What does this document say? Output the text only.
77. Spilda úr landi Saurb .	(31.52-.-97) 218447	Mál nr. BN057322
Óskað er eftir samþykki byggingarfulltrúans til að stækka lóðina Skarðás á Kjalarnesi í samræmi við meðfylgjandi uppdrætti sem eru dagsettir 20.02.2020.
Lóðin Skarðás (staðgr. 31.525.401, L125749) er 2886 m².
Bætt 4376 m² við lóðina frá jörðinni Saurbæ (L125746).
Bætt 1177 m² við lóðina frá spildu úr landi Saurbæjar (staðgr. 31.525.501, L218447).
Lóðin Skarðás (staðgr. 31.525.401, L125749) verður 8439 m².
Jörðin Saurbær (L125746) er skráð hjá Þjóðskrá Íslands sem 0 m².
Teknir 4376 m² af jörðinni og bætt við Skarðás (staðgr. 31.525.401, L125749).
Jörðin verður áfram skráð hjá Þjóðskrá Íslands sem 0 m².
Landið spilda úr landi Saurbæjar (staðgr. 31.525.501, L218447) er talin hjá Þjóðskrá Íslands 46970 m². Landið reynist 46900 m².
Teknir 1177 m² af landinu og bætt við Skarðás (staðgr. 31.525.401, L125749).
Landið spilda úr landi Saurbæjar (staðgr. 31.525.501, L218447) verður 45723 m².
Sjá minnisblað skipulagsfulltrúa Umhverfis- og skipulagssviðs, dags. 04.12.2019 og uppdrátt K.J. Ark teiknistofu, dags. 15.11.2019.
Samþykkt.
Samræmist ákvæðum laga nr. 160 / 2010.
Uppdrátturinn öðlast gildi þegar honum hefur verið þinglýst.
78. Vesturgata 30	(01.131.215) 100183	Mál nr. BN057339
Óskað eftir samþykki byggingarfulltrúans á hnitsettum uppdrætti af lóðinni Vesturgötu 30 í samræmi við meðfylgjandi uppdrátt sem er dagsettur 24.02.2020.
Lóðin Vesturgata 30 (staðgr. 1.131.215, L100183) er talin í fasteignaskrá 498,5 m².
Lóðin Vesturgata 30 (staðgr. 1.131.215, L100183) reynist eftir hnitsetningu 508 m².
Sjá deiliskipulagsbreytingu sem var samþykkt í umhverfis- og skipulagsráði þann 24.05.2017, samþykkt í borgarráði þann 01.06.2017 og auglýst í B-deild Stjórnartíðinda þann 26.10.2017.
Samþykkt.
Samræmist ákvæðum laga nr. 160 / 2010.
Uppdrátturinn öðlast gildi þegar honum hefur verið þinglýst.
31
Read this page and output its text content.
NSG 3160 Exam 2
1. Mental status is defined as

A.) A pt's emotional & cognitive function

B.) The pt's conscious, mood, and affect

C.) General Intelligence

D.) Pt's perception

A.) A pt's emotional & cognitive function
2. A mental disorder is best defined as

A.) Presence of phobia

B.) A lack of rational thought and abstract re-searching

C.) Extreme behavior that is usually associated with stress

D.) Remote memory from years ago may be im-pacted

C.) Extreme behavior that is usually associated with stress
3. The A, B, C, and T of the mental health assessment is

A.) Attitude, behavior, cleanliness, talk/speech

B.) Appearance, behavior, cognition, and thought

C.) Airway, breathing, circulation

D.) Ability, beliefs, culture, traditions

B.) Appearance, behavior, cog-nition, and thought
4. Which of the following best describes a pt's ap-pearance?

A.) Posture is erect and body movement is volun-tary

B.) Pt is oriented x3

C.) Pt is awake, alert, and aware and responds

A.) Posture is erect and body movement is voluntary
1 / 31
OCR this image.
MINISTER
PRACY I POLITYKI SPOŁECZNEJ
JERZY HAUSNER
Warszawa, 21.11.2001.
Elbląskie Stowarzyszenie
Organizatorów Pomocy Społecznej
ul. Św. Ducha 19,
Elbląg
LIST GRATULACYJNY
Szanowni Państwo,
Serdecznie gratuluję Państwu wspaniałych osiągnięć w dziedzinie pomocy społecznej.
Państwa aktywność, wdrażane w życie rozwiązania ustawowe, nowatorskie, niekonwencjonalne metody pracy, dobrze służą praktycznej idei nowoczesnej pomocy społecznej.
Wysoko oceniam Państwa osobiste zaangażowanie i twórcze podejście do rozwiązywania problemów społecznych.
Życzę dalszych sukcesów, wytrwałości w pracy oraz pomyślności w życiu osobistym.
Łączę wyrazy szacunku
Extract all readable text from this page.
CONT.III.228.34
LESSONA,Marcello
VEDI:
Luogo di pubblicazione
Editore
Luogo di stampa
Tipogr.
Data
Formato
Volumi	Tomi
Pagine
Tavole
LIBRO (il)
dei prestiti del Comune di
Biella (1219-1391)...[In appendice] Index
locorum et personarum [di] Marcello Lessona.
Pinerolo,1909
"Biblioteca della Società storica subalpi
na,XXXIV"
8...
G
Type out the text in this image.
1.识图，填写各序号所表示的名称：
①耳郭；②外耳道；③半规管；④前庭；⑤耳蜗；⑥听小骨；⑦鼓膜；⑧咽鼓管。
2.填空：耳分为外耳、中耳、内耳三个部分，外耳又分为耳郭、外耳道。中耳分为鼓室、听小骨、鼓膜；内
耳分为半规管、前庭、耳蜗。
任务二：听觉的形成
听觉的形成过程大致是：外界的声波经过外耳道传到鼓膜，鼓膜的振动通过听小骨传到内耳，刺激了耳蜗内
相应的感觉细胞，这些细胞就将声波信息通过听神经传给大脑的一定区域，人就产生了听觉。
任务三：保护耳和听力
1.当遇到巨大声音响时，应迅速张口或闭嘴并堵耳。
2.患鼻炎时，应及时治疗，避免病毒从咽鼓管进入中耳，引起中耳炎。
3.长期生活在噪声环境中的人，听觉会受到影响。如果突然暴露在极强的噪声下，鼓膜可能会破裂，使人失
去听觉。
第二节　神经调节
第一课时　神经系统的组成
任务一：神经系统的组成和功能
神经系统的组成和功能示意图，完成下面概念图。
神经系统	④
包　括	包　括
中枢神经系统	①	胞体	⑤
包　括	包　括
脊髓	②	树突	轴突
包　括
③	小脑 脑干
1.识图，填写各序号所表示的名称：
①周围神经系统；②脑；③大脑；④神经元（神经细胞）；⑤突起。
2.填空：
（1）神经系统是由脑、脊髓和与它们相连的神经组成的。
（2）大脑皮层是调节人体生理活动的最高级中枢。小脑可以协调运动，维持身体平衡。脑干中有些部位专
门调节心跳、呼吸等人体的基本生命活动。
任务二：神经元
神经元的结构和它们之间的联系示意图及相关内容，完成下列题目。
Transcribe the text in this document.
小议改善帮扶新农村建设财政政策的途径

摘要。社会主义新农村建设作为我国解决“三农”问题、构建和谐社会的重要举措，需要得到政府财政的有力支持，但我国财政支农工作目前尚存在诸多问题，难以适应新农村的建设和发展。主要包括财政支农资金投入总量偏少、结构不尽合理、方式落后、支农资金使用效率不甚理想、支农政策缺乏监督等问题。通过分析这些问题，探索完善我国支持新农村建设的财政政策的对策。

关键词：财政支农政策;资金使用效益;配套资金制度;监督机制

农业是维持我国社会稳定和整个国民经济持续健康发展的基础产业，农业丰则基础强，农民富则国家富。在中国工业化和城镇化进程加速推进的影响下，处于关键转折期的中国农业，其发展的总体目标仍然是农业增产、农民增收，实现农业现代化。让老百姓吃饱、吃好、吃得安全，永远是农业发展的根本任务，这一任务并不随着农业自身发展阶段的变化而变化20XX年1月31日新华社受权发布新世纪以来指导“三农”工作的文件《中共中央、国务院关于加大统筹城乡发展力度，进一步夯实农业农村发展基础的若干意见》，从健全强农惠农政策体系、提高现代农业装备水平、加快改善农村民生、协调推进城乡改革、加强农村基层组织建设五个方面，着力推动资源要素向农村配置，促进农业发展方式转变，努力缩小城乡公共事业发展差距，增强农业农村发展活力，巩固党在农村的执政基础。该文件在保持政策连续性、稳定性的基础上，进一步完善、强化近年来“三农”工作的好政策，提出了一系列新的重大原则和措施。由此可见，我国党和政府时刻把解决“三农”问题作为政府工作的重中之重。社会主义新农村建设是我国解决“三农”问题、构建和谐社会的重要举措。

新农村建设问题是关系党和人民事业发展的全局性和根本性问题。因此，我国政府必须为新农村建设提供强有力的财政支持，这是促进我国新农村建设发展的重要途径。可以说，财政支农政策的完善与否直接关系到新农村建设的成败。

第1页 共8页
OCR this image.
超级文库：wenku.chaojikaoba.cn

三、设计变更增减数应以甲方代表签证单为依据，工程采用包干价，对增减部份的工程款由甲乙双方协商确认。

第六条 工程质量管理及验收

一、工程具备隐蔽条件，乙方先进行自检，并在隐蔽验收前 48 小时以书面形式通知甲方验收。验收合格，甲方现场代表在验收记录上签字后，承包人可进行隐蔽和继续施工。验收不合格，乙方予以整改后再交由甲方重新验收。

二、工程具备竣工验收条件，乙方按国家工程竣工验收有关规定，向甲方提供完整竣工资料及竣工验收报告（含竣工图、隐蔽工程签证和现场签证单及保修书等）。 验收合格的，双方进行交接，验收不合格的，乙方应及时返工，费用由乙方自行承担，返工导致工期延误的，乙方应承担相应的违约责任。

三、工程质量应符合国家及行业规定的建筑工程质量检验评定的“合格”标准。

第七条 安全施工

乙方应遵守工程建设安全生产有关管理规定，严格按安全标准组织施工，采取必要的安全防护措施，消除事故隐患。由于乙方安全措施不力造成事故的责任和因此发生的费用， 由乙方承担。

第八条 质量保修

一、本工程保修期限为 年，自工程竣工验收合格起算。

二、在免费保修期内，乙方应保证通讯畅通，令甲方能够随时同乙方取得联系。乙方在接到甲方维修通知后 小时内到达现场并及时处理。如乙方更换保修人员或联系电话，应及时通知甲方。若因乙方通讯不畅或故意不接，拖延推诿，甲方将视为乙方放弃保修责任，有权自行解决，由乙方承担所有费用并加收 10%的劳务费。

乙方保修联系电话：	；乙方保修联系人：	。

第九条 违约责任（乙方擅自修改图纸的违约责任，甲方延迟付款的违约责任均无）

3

+--

Problem statement ▸ List all lines above in which the string "staðgr" appears.

Task result ▸
Lóðin Skarðás (staðgr. 31.525.401, L125749) er 2886 m².
Bætt 1177 m² við lóðina frá spildu úr landi Saurbæjar (staðgr. 31.525.501, L218447).
Lóðin Skarðás (staðgr. 31.525.401, L125749) verður 8439 m².
Teknir 4376 m² af jörðinni og bætt við Skarðás (staðgr. 31.525.401, L125749).
Landið spilda úr landi Saurbæjar (staðgr. 31.525.501, L218447) er talin hjá Þjóðskrá Íslands 46970 m². Landið reynist 46900 m².
Teknir 1177 m² af landinu og bætt við Skarðás (staðgr. 31.525.401, L125749).
Landið spilda úr landi Saurbæjar (staðgr. 31.525.501, L218447) verður 45723 m².
Lóðin Vesturgata 30 (staðgr. 1.131.215, L100183) er talin í fasteignaskrá 498,5 m².
Lóðin Vesturgata 30 (staðgr. 1.131.215, L100183) reynist eftir hnitsetningu 508 m².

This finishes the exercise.